======== Extracted material ========

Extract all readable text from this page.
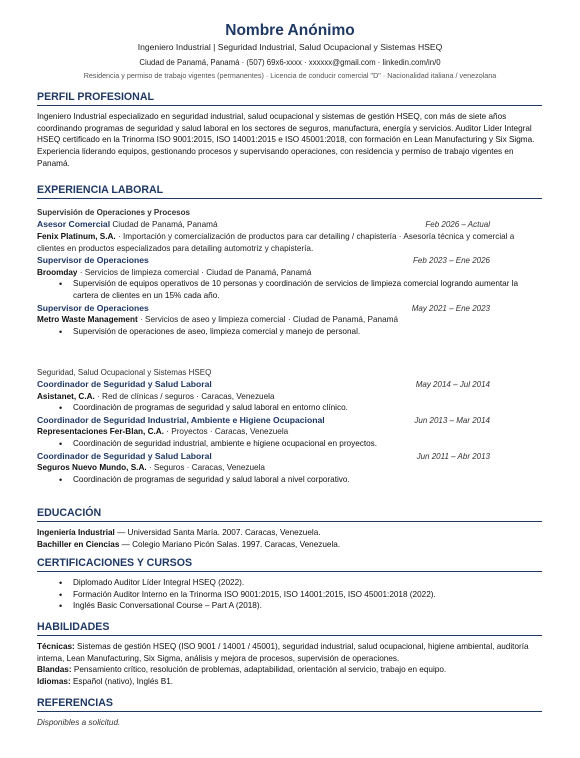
Nombre Anónimo
Ingeniero Industrial | Seguridad Industrial, Salud Ocupacional y Sistemas HSEQ
Ciudad de Panamá, Panamá · (507) 69x6-xxxx · xxxxxx@gmail.com · linkedin.com/in/0
Residencia y permiso de trabajo vigentes (permanentes) · Licencia de conducir comercial "D" · Nacionalidad italiana / venezolana
PERFIL PROFESIONAL
Ingeniero Industrial especializado en seguridad industrial, salud ocupacional y sistemas de gestión HSEQ, con más de siete años coordinando programas de seguridad y salud laboral en los sectores de seguros, manufactura, energía y servicios. Auditor Líder Integral HSEQ certificado en la Trinorma ISO 9001:2015, ISO 14001:2015 e ISO 45001:2018, con formación en Lean Manufacturing y Six Sigma. Experiencia liderando equipos, gestionando procesos y supervisando operaciones, con residencia y permiso de trabajo vigentes en Panamá.
EXPERIENCIA LABORAL
Supervisión de Operaciones y Procesos
Asesor Comercial Ciudad de Panamá, Panamá	Feb 2026 – Actual
Fenix Platinum, S.A. · Importación y comercialización de productos para car detailing / chapistería · Asesoría técnica y comercial a clientes en productos especializados para detailing automotriz y chapistería.
Supervisor de Operaciones	Feb 2023 – Ene 2026
Broomday · Servicios de limpieza comercial · Ciudad de Panamá, Panamá
• Supervisión de equipos operativos de 10 personas y coordinación de servicios de limpieza comercial logrando aumentar la cartera de clientes en un 15% cada año.
Supervisor de Operaciones	May 2021 – Ene 2023
Metro Waste Management · Servicios de aseo y limpieza comercial · Ciudad de Panamá, Panamá
• Supervisión de operaciones de aseo, limpieza comercial y manejo de personal.
Seguridad, Salud Ocupacional y Sistemas HSEQ
Coordinador de Seguridad y Salud Laboral	May 2014 – Jul 2014
Asistanet, C.A. · Red de clínicas / seguros · Caracas, Venezuela
• Coordinación de programas de seguridad y salud laboral en entorno clínico.
Coordinador de Seguridad Industrial, Ambiente e Higiene Ocupacional	Jun 2013 – Mar 2014
Representaciones Fer-Blan, C.A. · Proyectos · Caracas, Venezuela
• Coordinación de seguridad industrial, ambiente e higiene ocupacional en proyectos.
Coordinador de Seguridad y Salud Laboral	Jun 2011 – Abr 2013
Seguros Nuevo Mundo, S.A. · Seguros · Caracas, Venezuela
• Coordinación de programas de seguridad y salud laboral a nivel corporativo.
EDUCACIÓN
Ingeniería Industrial — Universidad Santa María. 2007. Caracas, Venezuela.
Bachiller en Ciencias — Colegio Mariano Picón Salas. 1997. Caracas, Venezuela.
CERTIFICACIONES Y CURSOS
• Diplomado Auditor Líder Integral HSEQ (2022).
• Formación Auditor Interno en la Trinorma ISO 9001:2015, ISO 14001:2015, ISO 45001:2018 (2022).
• Inglés Basic Conversational Course – Part A (2018).
HABILIDADES
Técnicas: Sistemas de gestión HSEQ (ISO 9001 / 14001 / 45001), seguridad industrial, salud ocupacional, higiene ambiental, auditoría interna, Lean Manufacturing, Six Sigma, análisis y mejora de procesos, supervisión de operaciones.
Blandas: Pensamiento crítico, resolución de problemas, adaptabilidad, orientación al servicio, trabajo en equipo.
Idiomas: Español (nativo), Inglés B1.
REFERENCIAS
Disponibles a solicitud.
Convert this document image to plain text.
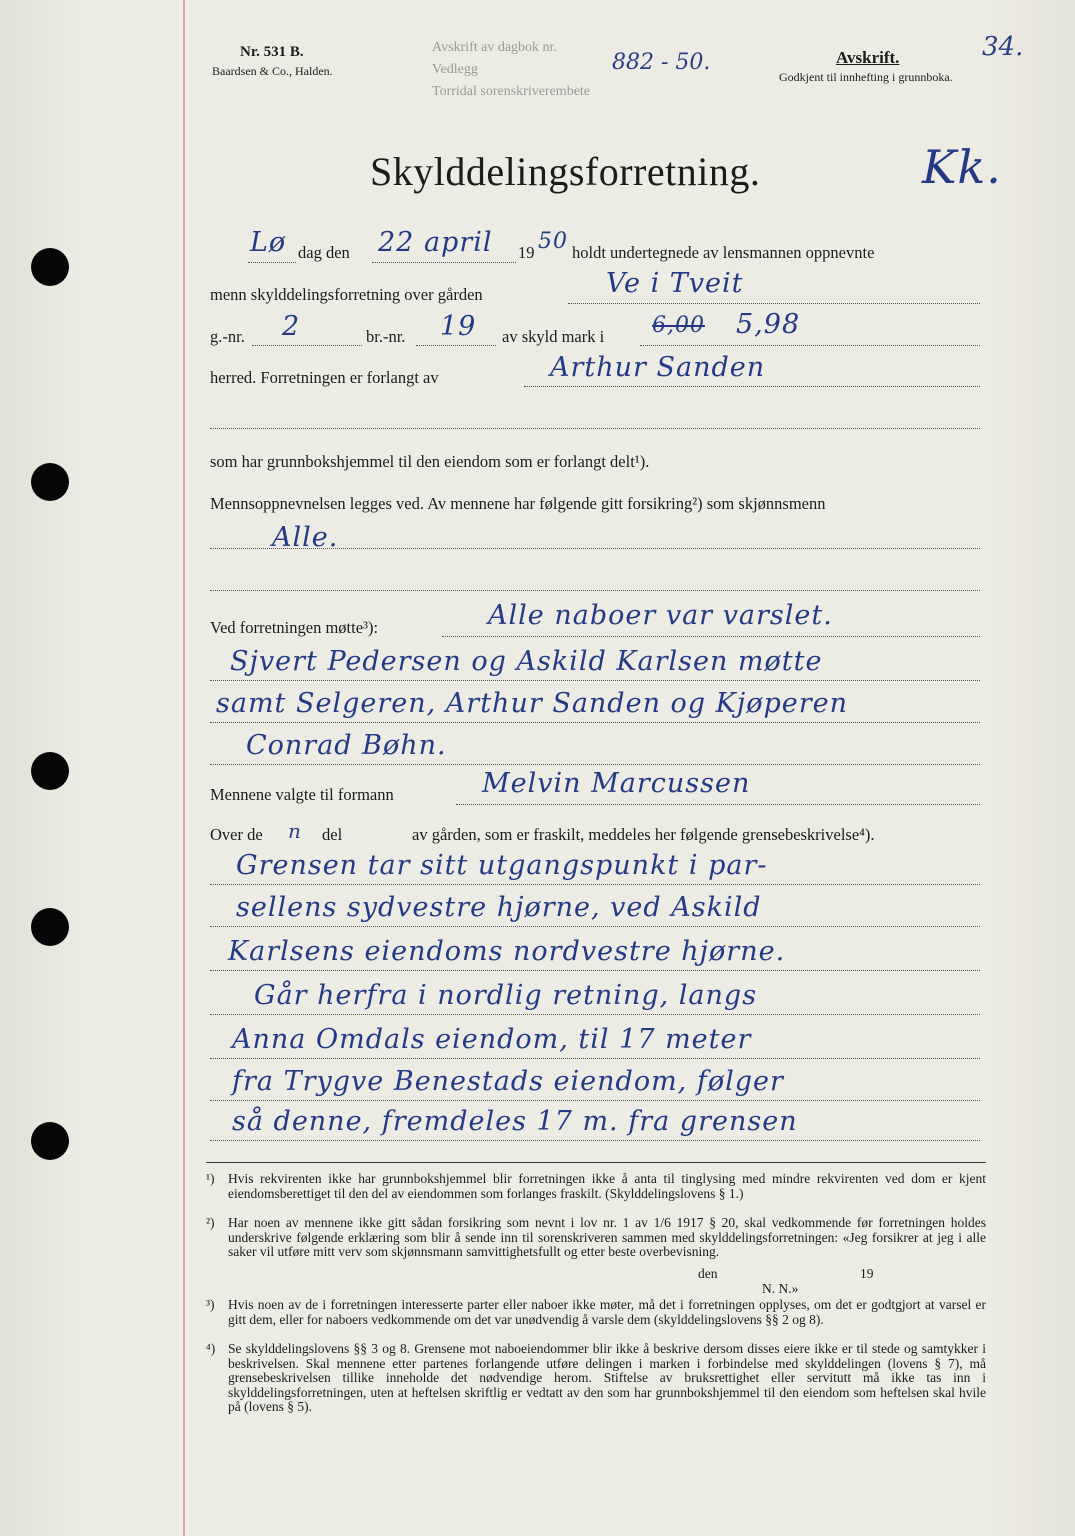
Nr. 531 B.
Baardsen & Co., Halden.
Avskrift av dagbok nr.
Vedlegg
Torridal sorenskriverembete
882 - 50.	Avskrift.
Godkjent til innhefting i grunnboka.
34.
Skylddelingsforretning.	Kk.
Lø dag den 22 april 19 50 holdt undertegnede av lensmannen oppnevnte
menn skylddelingsforretning over gården	Ve i Tveit
g.-nr. 2	br.-nr. 19 av skyld mark i 6,00 5,98
herred. Forretningen er forlangt av	Arthur Sanden
som har grunnbokshjemmel til den eiendom som er forlangt delt¹).
Mennsoppnevnelsen legges ved. Av mennene har følgende gitt forsikring²) som skjønnsmenn
Alle.
Ved forretningen møtte³):	Alle naboer var varslet.
Sjvert Pedersen og Askild Karlsen møtte
samt Selgeren, Arthur Sanden og Kjøperen
Conrad Bøhn.
Mennene valgte til formann	Melvin Marcussen
Over de n del	av gården, som er fraskilt, meddeles her følgende grensebeskrivelse⁴).
Grensen tar sitt utgangspunkt i par-
sellens sydvestre hjørne, ved Askild
Karlsens eiendoms nordvestre hjørne.
Går herfra i nordlig retning, langs
Anna Omdals eiendom, til 17 meter
fra Trygve Benestads eiendom, følger
så denne, fremdeles 17 m. fra grensen
¹) Hvis rekvirenten ikke har grunnbokshjemmel blir forretningen ikke å anta til tinglysing med mindre rekvirenten ved dom er kjent eiendomsberettiget til den del av eiendommen som forlanges fraskilt. (Skylddelingslovens § 1.)
²) Har noen av mennene ikke gitt sådan forsikring som nevnt i lov nr. 1 av 1/6 1917 § 20, skal vedkommende før forretningen holdes underskrive følgende erklæring som blir å sende inn til sorenskriveren sammen med skylddelingsforretningen: «Jeg forsikrer at jeg i alle saker vil utføre mitt verv som skjønnsmann samvittighetsfullt og etter beste overbevisning.
den	19
N. N.»
³) Hvis noen av de i forretningen interesserte parter eller naboer ikke møter, må det i forretningen opplyses, om det er godtgjort at varsel er gitt dem, eller for naboers vedkommende om det var unødvendig å varsle dem (skylddelingslovens §§ 2 og 8).
⁴) Se skylddelingslovens §§ 3 og 8. Grensene mot naboeiendommer blir ikke å beskrive dersom disses eiere ikke er til stede og samtykker i beskrivelsen. Skal mennene etter partenes forlangende utføre delingen i marken i forbindelse med skylddelingen (lovens § 7), må grensebeskrivelsen tillike inneholde det nødvendige herom. Stiftelse av bruksrettighet eller servitutt må ikke tas inn i skylddelingsforretningen, uten at heftelsen skriftlig er vedtatt av den som har grunnbokshjemmel til den eiendom som heftelsen skal hvile på (lovens § 5).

========

# Work instructions:
Reproduce the material word for word. Any pictures should be left out of the copy.

# Correct result:
Extract all readable text from this page.
Nombre Anónimo
Ingeniero Industrial | Seguridad Industrial, Salud Ocupacional y Sistemas HSEQ
Ciudad de Panamá, Panamá · (507) 69x6-xxxx · xxxxxx@gmail.com · linkedin.com/in/0
Residencia y permiso de trabajo vigentes (permanentes) · Licencia de conducir comercial "D" · Nacionalidad italiana / venezolana
PERFIL PROFESIONAL
Ingeniero Industrial especializado en seguridad industrial, salud ocupacional y sistemas de gestión HSEQ, con más de siete años coordinando programas de seguridad y salud laboral en los sectores de seguros, manufactura, energía y servicios. Auditor Líder Integral HSEQ certificado en la Trinorma ISO 9001:2015, ISO 14001:2015 e ISO 45001:2018, con formación en Lean Manufacturing y Six Sigma. Experiencia liderando equipos, gestionando procesos y supervisando operaciones, con residencia y permiso de trabajo vigentes en Panamá.
EXPERIENCIA LABORAL
Supervisión de Operaciones y Procesos
Asesor Comercial Ciudad de Panamá, Panamá	Feb 2026 – Actual
Fenix Platinum, S.A. · Importación y comercialización de productos para car detailing / chapistería · Asesoría técnica y comercial a clientes en productos especializados para detailing automotriz y chapistería.
Supervisor de Operaciones	Feb 2023 – Ene 2026
Broomday · Servicios de limpieza comercial · Ciudad de Panamá, Panamá
• Supervisión de equipos operativos de 10 personas y coordinación de servicios de limpieza comercial logrando aumentar la cartera de clientes en un 15% cada año.
Supervisor de Operaciones	May 2021 – Ene 2023
Metro Waste Management · Servicios de aseo y limpieza comercial · Ciudad de Panamá, Panamá
• Supervisión de operaciones de aseo, limpieza comercial y manejo de personal.
Seguridad, Salud Ocupacional y Sistemas HSEQ
Coordinador de Seguridad y Salud Laboral	May 2014 – Jul 2014
Asistanet, C.A. · Red de clínicas / seguros · Caracas, Venezuela
• Coordinación de programas de seguridad y salud laboral en entorno clínico.
Coordinador de Seguridad Industrial, Ambiente e Higiene Ocupacional	Jun 2013 – Mar 2014
Representaciones Fer-Blan, C.A. · Proyectos · Caracas, Venezuela
• Coordinación de seguridad industrial, ambiente e higiene ocupacional en proyectos.
Coordinador de Seguridad y Salud Laboral	Jun 2011 – Abr 2013
Seguros Nuevo Mundo, S.A. · Seguros · Caracas, Venezuela
• Coordinación de programas de seguridad y salud laboral a nivel corporativo.
EDUCACIÓN
Ingeniería Industrial — Universidad Santa María. 2007. Caracas, Venezuela.
Bachiller en Ciencias — Colegio Mariano Picón Salas. 1997. Caracas, Venezuela.
CERTIFICACIONES Y CURSOS
• Diplomado Auditor Líder Integral HSEQ (2022).
• Formación Auditor Interno en la Trinorma ISO 9001:2015, ISO 14001:2015, ISO 45001:2018 (2022).
• Inglés Basic Conversational Course – Part A (2018).
HABILIDADES
Técnicas: Sistemas de gestión HSEQ (ISO 9001 / 14001 / 45001), seguridad industrial, salud ocupacional, higiene ambiental, auditoría interna, Lean Manufacturing, Six Sigma, análisis y mejora de procesos, supervisión de operaciones.
Blandas: Pensamiento crítico, resolución de problemas, adaptabilidad, orientación al servicio, trabajo en equipo.
Idiomas: Español (nativo), Inglés B1.
REFERENCIAS
Disponibles a solicitud.
Convert this document image to plain text.
Nr. 531 B.
Baardsen & Co., Halden.
Avskrift av dagbok nr.
Vedlegg
Torridal sorenskriverembete
882 - 50.	Avskrift.
Godkjent til innhefting i grunnboka.
34.
Skylddelingsforretning.	Kk.
Lø dag den 22 april 19 50 holdt undertegnede av lensmannen oppnevnte
menn skylddelingsforretning over gården	Ve i Tveit
g.-nr. 2	br.-nr. 19 av skyld mark i 6,00 5,98
herred. Forretningen er forlangt av	Arthur Sanden
som har grunnbokshjemmel til den eiendom som er forlangt delt¹).
Mennsoppnevnelsen legges ved. Av mennene har følgende gitt forsikring²) som skjønnsmenn
Alle.
Ved forretningen møtte³):	Alle naboer var varslet.
Sjvert Pedersen og Askild Karlsen møtte
samt Selgeren, Arthur Sanden og Kjøperen
Conrad Bøhn.
Mennene valgte til formann	Melvin Marcussen
Over de n del	av gården, som er fraskilt, meddeles her følgende grensebeskrivelse⁴).
Grensen tar sitt utgangspunkt i par-
sellens sydvestre hjørne, ved Askild
Karlsens eiendoms nordvestre hjørne.
Går herfra i nordlig retning, langs
Anna Omdals eiendom, til 17 meter
fra Trygve Benestads eiendom, følger
så denne, fremdeles 17 m. fra grensen
¹) Hvis rekvirenten ikke har grunnbokshjemmel blir forretningen ikke å anta til tinglysing med mindre rekvirenten ved dom er kjent eiendomsberettiget til den del av eiendommen som forlanges fraskilt. (Skylddelingslovens § 1.)
²) Har noen av mennene ikke gitt sådan forsikring som nevnt i lov nr. 1 av 1/6 1917 § 20, skal vedkommende før forretningen holdes underskrive følgende erklæring som blir å sende inn til sorenskriveren sammen med skylddelingsforretningen: «Jeg forsikrer at jeg i alle saker vil utføre mitt verv som skjønnsmann samvittighetsfullt og etter beste overbevisning.
den	19
N. N.»
³) Hvis noen av de i forretningen interesserte parter eller naboer ikke møter, må det i forretningen opplyses, om det er godtgjort at varsel er gitt dem, eller for naboers vedkommende om det var unødvendig å varsle dem (skylddelingslovens §§ 2 og 8).
⁴) Se skylddelingslovens §§ 3 og 8. Grensene mot naboeiendommer blir ikke å beskrive dersom disses eiere ikke er til stede og samtykker i beskrivelsen. Skal mennene etter partenes forlangende utføre delingen i marken i forbindelse med skylddelingen (lovens § 7), må grensebeskrivelsen tillike inneholde det nødvendige herom. Stiftelse av bruksrettighet eller servitutt må ikke tas inn i skylddelingsforretningen, uten at heftelsen skriftlig er vedtatt av den som har grunnbokshjemmel til den eiendom som heftelsen skal hvile på (lovens § 5).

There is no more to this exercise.